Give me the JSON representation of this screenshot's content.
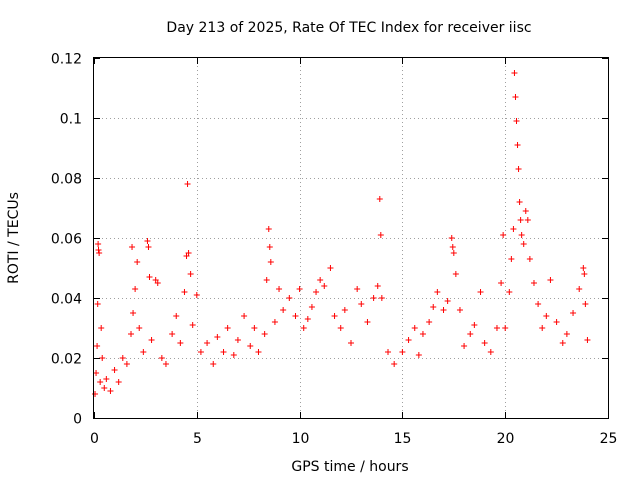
{
  "chart_data": {
    "type": "scatter",
    "title": "Day 213 of 2025, Rate Of TEC Index for receiver iisc",
    "xlabel": "GPS time / hours",
    "ylabel": "ROTI / TECUs",
    "xlim": [
      0,
      25
    ],
    "ylim": [
      0,
      0.12
    ],
    "xticks": [
      0,
      5,
      10,
      15,
      20,
      25
    ],
    "xtick_labels": [
      "0",
      "5",
      "10",
      "15",
      "20",
      "25"
    ],
    "yticks": [
      0,
      0.02,
      0.04,
      0.06,
      0.08,
      0.1,
      0.12
    ],
    "ytick_labels": [
      "0",
      "0.02",
      "0.04",
      "0.06",
      "0.08",
      "0.1",
      "0.12"
    ],
    "grid": true,
    "marker": "+",
    "color": "#ff0000",
    "series": [
      {
        "name": "ROTI",
        "points": [
          [
            0.05,
            0.008
          ],
          [
            0.1,
            0.015
          ],
          [
            0.15,
            0.024
          ],
          [
            0.18,
            0.038
          ],
          [
            0.2,
            0.058
          ],
          [
            0.22,
            0.056
          ],
          [
            0.25,
            0.055
          ],
          [
            0.3,
            0.012
          ],
          [
            0.35,
            0.03
          ],
          [
            0.4,
            0.02
          ],
          [
            0.5,
            0.01
          ],
          [
            0.6,
            0.013
          ],
          [
            0.8,
            0.009
          ],
          [
            1.0,
            0.016
          ],
          [
            1.2,
            0.012
          ],
          [
            1.4,
            0.02
          ],
          [
            1.6,
            0.018
          ],
          [
            1.8,
            0.028
          ],
          [
            1.85,
            0.057
          ],
          [
            1.9,
            0.035
          ],
          [
            2.0,
            0.043
          ],
          [
            2.1,
            0.052
          ],
          [
            2.2,
            0.03
          ],
          [
            2.4,
            0.022
          ],
          [
            2.6,
            0.059
          ],
          [
            2.65,
            0.057
          ],
          [
            2.7,
            0.047
          ],
          [
            2.8,
            0.026
          ],
          [
            3.0,
            0.046
          ],
          [
            3.1,
            0.045
          ],
          [
            3.3,
            0.02
          ],
          [
            3.5,
            0.018
          ],
          [
            3.8,
            0.028
          ],
          [
            4.0,
            0.034
          ],
          [
            4.2,
            0.025
          ],
          [
            4.4,
            0.042
          ],
          [
            4.5,
            0.054
          ],
          [
            4.55,
            0.078
          ],
          [
            4.6,
            0.055
          ],
          [
            4.7,
            0.048
          ],
          [
            4.8,
            0.031
          ],
          [
            5.0,
            0.041
          ],
          [
            5.2,
            0.022
          ],
          [
            5.5,
            0.025
          ],
          [
            5.8,
            0.018
          ],
          [
            6.0,
            0.027
          ],
          [
            6.3,
            0.022
          ],
          [
            6.5,
            0.03
          ],
          [
            6.8,
            0.021
          ],
          [
            7.0,
            0.026
          ],
          [
            7.3,
            0.034
          ],
          [
            7.6,
            0.024
          ],
          [
            7.8,
            0.03
          ],
          [
            8.0,
            0.022
          ],
          [
            8.3,
            0.028
          ],
          [
            8.4,
            0.046
          ],
          [
            8.5,
            0.063
          ],
          [
            8.55,
            0.057
          ],
          [
            8.6,
            0.052
          ],
          [
            8.8,
            0.032
          ],
          [
            9.0,
            0.043
          ],
          [
            9.2,
            0.036
          ],
          [
            9.5,
            0.04
          ],
          [
            9.8,
            0.034
          ],
          [
            10.0,
            0.043
          ],
          [
            10.2,
            0.03
          ],
          [
            10.4,
            0.033
          ],
          [
            10.6,
            0.037
          ],
          [
            10.8,
            0.042
          ],
          [
            11.0,
            0.046
          ],
          [
            11.2,
            0.044
          ],
          [
            11.5,
            0.05
          ],
          [
            11.7,
            0.034
          ],
          [
            12.0,
            0.03
          ],
          [
            12.2,
            0.036
          ],
          [
            12.5,
            0.025
          ],
          [
            12.8,
            0.043
          ],
          [
            13.0,
            0.038
          ],
          [
            13.3,
            0.032
          ],
          [
            13.6,
            0.04
          ],
          [
            13.8,
            0.044
          ],
          [
            13.9,
            0.073
          ],
          [
            13.95,
            0.061
          ],
          [
            14.0,
            0.04
          ],
          [
            14.3,
            0.022
          ],
          [
            14.6,
            0.018
          ],
          [
            15.0,
            0.022
          ],
          [
            15.3,
            0.026
          ],
          [
            15.6,
            0.03
          ],
          [
            15.8,
            0.021
          ],
          [
            16.0,
            0.028
          ],
          [
            16.3,
            0.032
          ],
          [
            16.5,
            0.037
          ],
          [
            16.7,
            0.042
          ],
          [
            17.0,
            0.036
          ],
          [
            17.2,
            0.039
          ],
          [
            17.4,
            0.06
          ],
          [
            17.45,
            0.057
          ],
          [
            17.5,
            0.055
          ],
          [
            17.6,
            0.048
          ],
          [
            17.8,
            0.036
          ],
          [
            18.0,
            0.024
          ],
          [
            18.3,
            0.028
          ],
          [
            18.5,
            0.031
          ],
          [
            18.8,
            0.042
          ],
          [
            19.0,
            0.025
          ],
          [
            19.3,
            0.022
          ],
          [
            19.6,
            0.03
          ],
          [
            19.8,
            0.045
          ],
          [
            19.9,
            0.061
          ],
          [
            20.0,
            0.03
          ],
          [
            20.2,
            0.042
          ],
          [
            20.3,
            0.053
          ],
          [
            20.4,
            0.063
          ],
          [
            20.45,
            0.115
          ],
          [
            20.5,
            0.107
          ],
          [
            20.55,
            0.099
          ],
          [
            20.6,
            0.091
          ],
          [
            20.65,
            0.083
          ],
          [
            20.7,
            0.072
          ],
          [
            20.75,
            0.066
          ],
          [
            20.8,
            0.061
          ],
          [
            20.9,
            0.058
          ],
          [
            21.0,
            0.069
          ],
          [
            21.1,
            0.066
          ],
          [
            21.2,
            0.053
          ],
          [
            21.4,
            0.045
          ],
          [
            21.6,
            0.038
          ],
          [
            21.8,
            0.03
          ],
          [
            22.0,
            0.034
          ],
          [
            22.2,
            0.046
          ],
          [
            22.5,
            0.032
          ],
          [
            22.8,
            0.025
          ],
          [
            23.0,
            0.028
          ],
          [
            23.3,
            0.035
          ],
          [
            23.6,
            0.043
          ],
          [
            23.8,
            0.05
          ],
          [
            23.85,
            0.048
          ],
          [
            23.9,
            0.038
          ],
          [
            24.0,
            0.026
          ]
        ]
      }
    ]
  }
}
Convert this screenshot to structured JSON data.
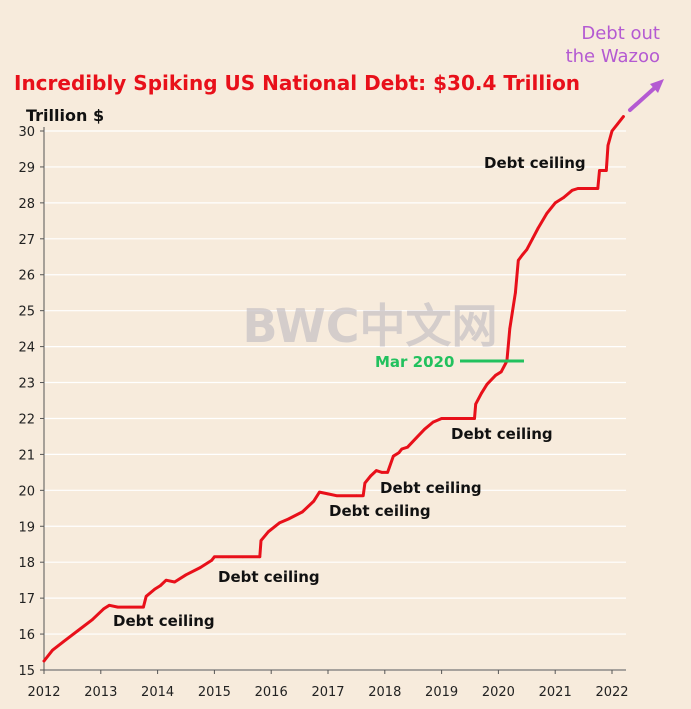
{
  "colors": {
    "background": "#f7ebdc",
    "series": "#e8101a",
    "title": "#e8101a",
    "mar_marker": "#22c15e",
    "wazoo": "#b45ad2",
    "watermark": "#c9c3c6",
    "grid": "#ffffff"
  },
  "chart_data": {
    "type": "line",
    "title": "Incredibly Spiking US National Debt: $30.4 Trillion",
    "ylabel": "Trillion $",
    "xlabel": "",
    "xlim": [
      2012,
      2022.35
    ],
    "ylim": [
      15,
      30.4
    ],
    "yticks": [
      15,
      16,
      17,
      18,
      19,
      20,
      21,
      22,
      23,
      24,
      25,
      26,
      27,
      28,
      29,
      30
    ],
    "xticks": [
      2012,
      2013,
      2014,
      2015,
      2016,
      2017,
      2018,
      2019,
      2020,
      2021,
      2022
    ],
    "grid": "horizontal",
    "series": [
      {
        "x": [
          2012.0,
          2012.15,
          2012.35,
          2012.6,
          2012.85,
          2013.05,
          2013.15,
          2013.3,
          2013.5,
          2013.75,
          2013.8,
          2013.95,
          2014.05,
          2014.15,
          2014.3,
          2014.5,
          2014.75,
          2014.95,
          2015.0,
          2015.15,
          2015.25,
          2015.5,
          2015.8,
          2015.82,
          2015.95,
          2016.15,
          2016.3,
          2016.55,
          2016.75,
          2016.85,
          2017.0,
          2017.15,
          2017.5,
          2017.62,
          2017.65,
          2017.75,
          2017.85,
          2017.95,
          2018.05,
          2018.15,
          2018.25,
          2018.3,
          2018.4,
          2018.55,
          2018.7,
          2018.85,
          2019.0,
          2019.15,
          2019.25,
          2019.5,
          2019.58,
          2019.6,
          2019.7,
          2019.8,
          2019.95,
          2020.05,
          2020.15,
          2020.2,
          2020.3,
          2020.35,
          2020.42,
          2020.5,
          2020.6,
          2020.7,
          2020.85,
          2021.0,
          2021.15,
          2021.3,
          2021.4,
          2021.45,
          2021.55,
          2021.75,
          2021.78,
          2021.9,
          2021.93,
          2022.0,
          2022.1,
          2022.2
        ],
        "values": [
          15.25,
          15.55,
          15.8,
          16.1,
          16.4,
          16.7,
          16.8,
          16.75,
          16.75,
          16.75,
          17.05,
          17.25,
          17.35,
          17.5,
          17.45,
          17.65,
          17.85,
          18.05,
          18.15,
          18.15,
          18.15,
          18.15,
          18.15,
          18.6,
          18.85,
          19.1,
          19.2,
          19.4,
          19.7,
          19.95,
          19.9,
          19.85,
          19.85,
          19.85,
          20.2,
          20.4,
          20.55,
          20.5,
          20.5,
          20.95,
          21.05,
          21.15,
          21.2,
          21.45,
          21.7,
          21.9,
          22.0,
          22.0,
          22.0,
          22.0,
          22.0,
          22.4,
          22.7,
          22.95,
          23.2,
          23.3,
          23.6,
          24.5,
          25.5,
          26.4,
          26.55,
          26.7,
          27.0,
          27.3,
          27.7,
          28.0,
          28.15,
          28.35,
          28.4,
          28.4,
          28.4,
          28.4,
          28.9,
          28.9,
          29.6,
          30.0,
          30.2,
          30.4
        ]
      }
    ],
    "annotations": [
      {
        "label": "Debt ceiling",
        "x": 2013.25,
        "y": 16.4
      },
      {
        "label": "Debt ceiling",
        "x": 2015.1,
        "y": 17.6
      },
      {
        "label": "Debt ceiling",
        "x": 2017.05,
        "y": 19.45
      },
      {
        "label": "Debt ceiling",
        "x": 2017.95,
        "y": 20.1
      },
      {
        "label": "Debt ceiling",
        "x": 2019.2,
        "y": 21.55
      },
      {
        "label": "Debt ceiling",
        "x": 2019.8,
        "y": 29.15
      },
      {
        "label": "Mar 2020",
        "x": 2018.85,
        "y": 23.6
      },
      {
        "label": "Debt out",
        "x": 2021.9,
        "y": 30.4
      },
      {
        "label": "the Wazoo",
        "x": 2021.9,
        "y": 30.4
      }
    ]
  }
}
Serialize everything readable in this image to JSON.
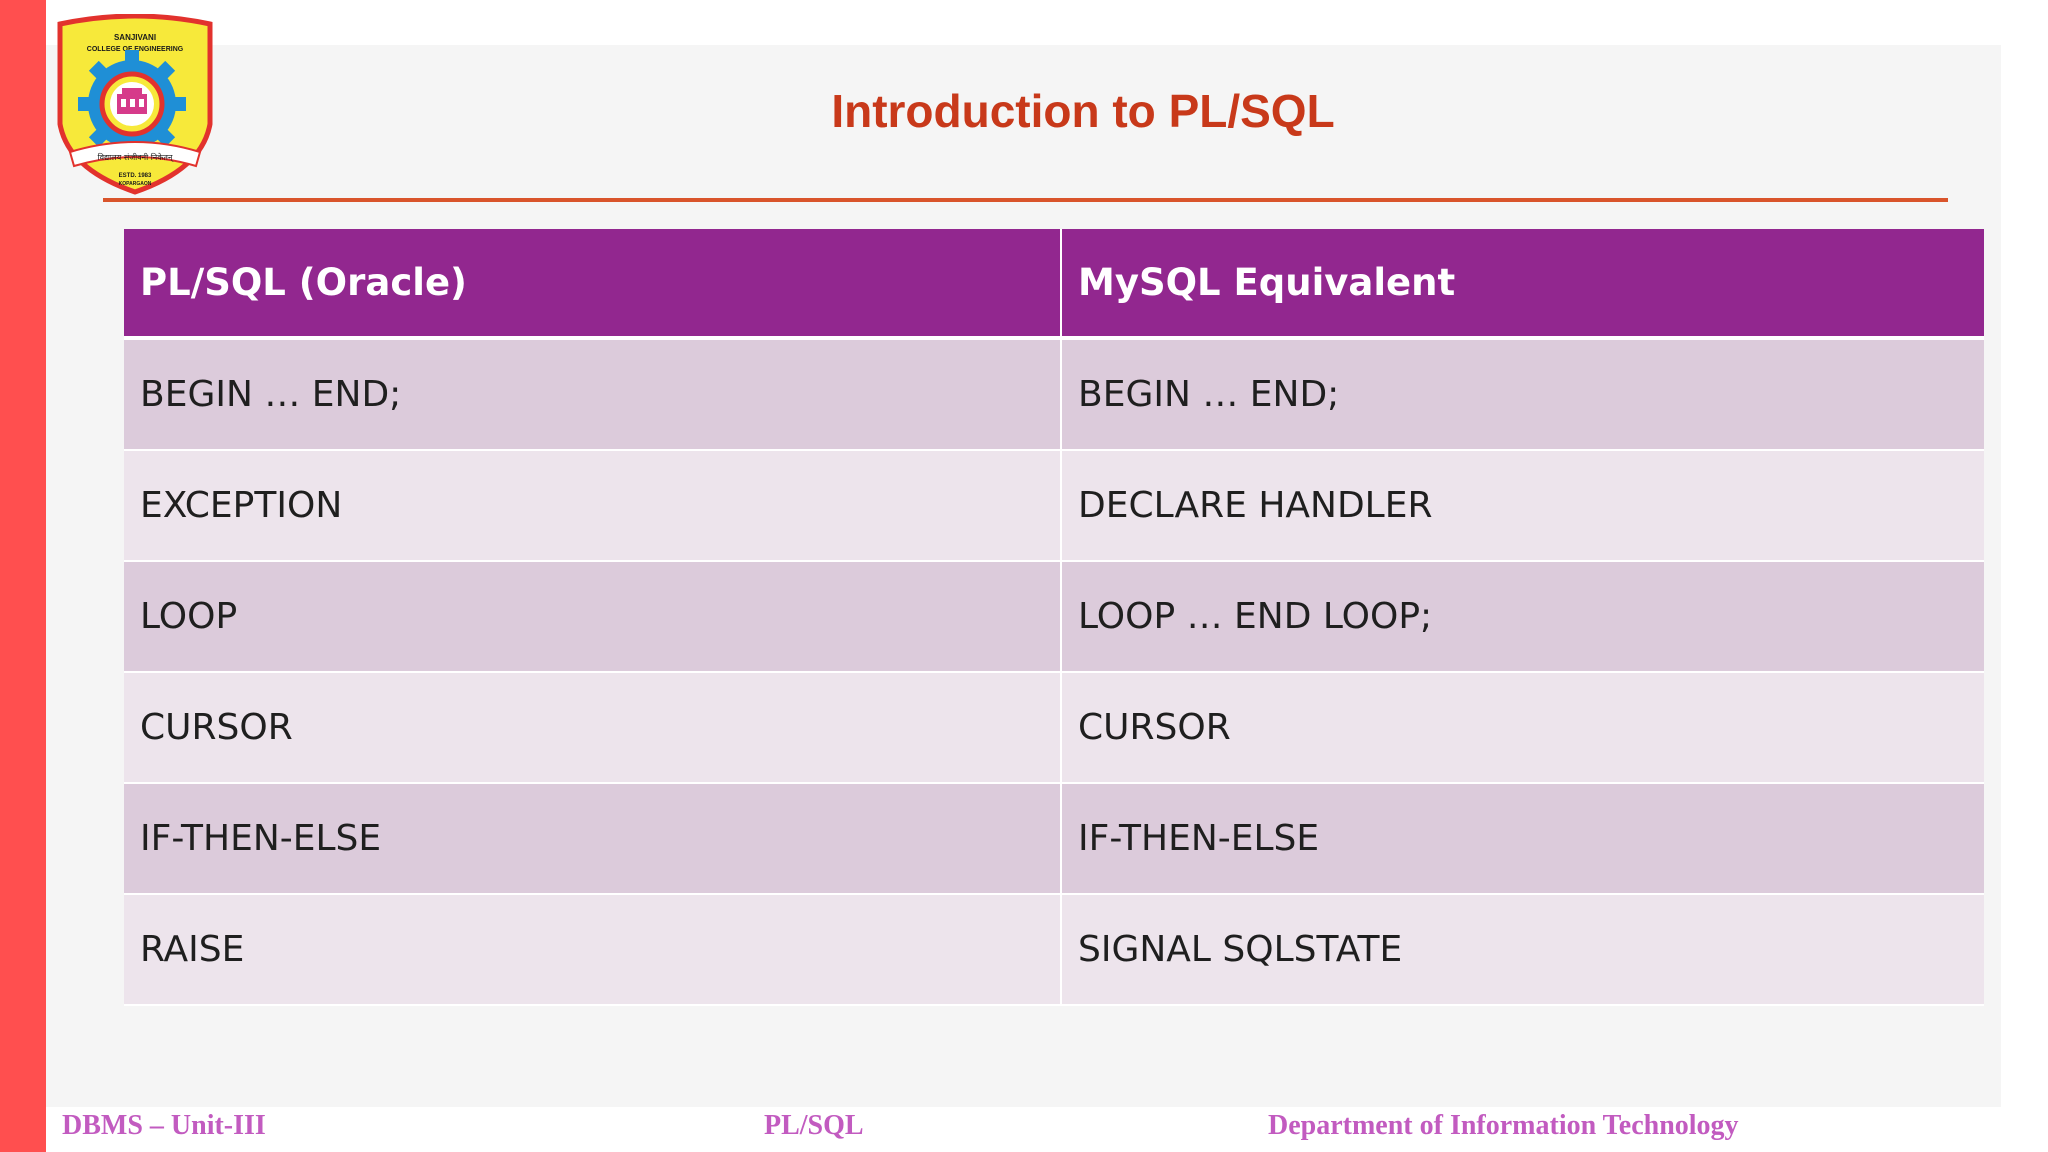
{
  "slide": {
    "title": "Introduction to PL/SQL",
    "logo": {
      "name": "college-crest-icon",
      "top_text": "SANJIVANI",
      "sub_text": "COLLEGE OF ENGINEERING",
      "motto": "विद्यालय संजीवनी निकेतन्",
      "estd": "ESTD. 1983",
      "place": "KOPARGAON",
      "colors": {
        "shield": "#f7e93a",
        "border": "#e2322d",
        "gear": "#1f8fd6"
      }
    }
  },
  "table": {
    "headers": [
      "PL/SQL (Oracle)",
      "MySQL Equivalent"
    ],
    "rows": [
      [
        "BEGIN … END;",
        "BEGIN … END;"
      ],
      [
        "EXCEPTION",
        "DECLARE HANDLER"
      ],
      [
        "LOOP",
        "LOOP … END LOOP;"
      ],
      [
        "CURSOR",
        "CURSOR"
      ],
      [
        "IF-THEN-ELSE",
        "IF-THEN-ELSE"
      ],
      [
        "RAISE",
        "SIGNAL SQLSTATE"
      ]
    ],
    "colors": {
      "header": "#92278f",
      "row_odd": "#dccbdb",
      "row_even": "#ede4ec"
    }
  },
  "footer": {
    "left": "DBMS – Unit-III",
    "center": "PL/SQL",
    "right": "Department of Information Technology"
  },
  "colors": {
    "accent_bar": "#ff4f4f",
    "title": "#c8391a",
    "footer": "#c25bc0"
  }
}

To be done
In the listing above, find each line with the word "grid" and copy it.

Expected output
    "grid": true,
    "grid": "#ffffff"
    "grid": "horizontal",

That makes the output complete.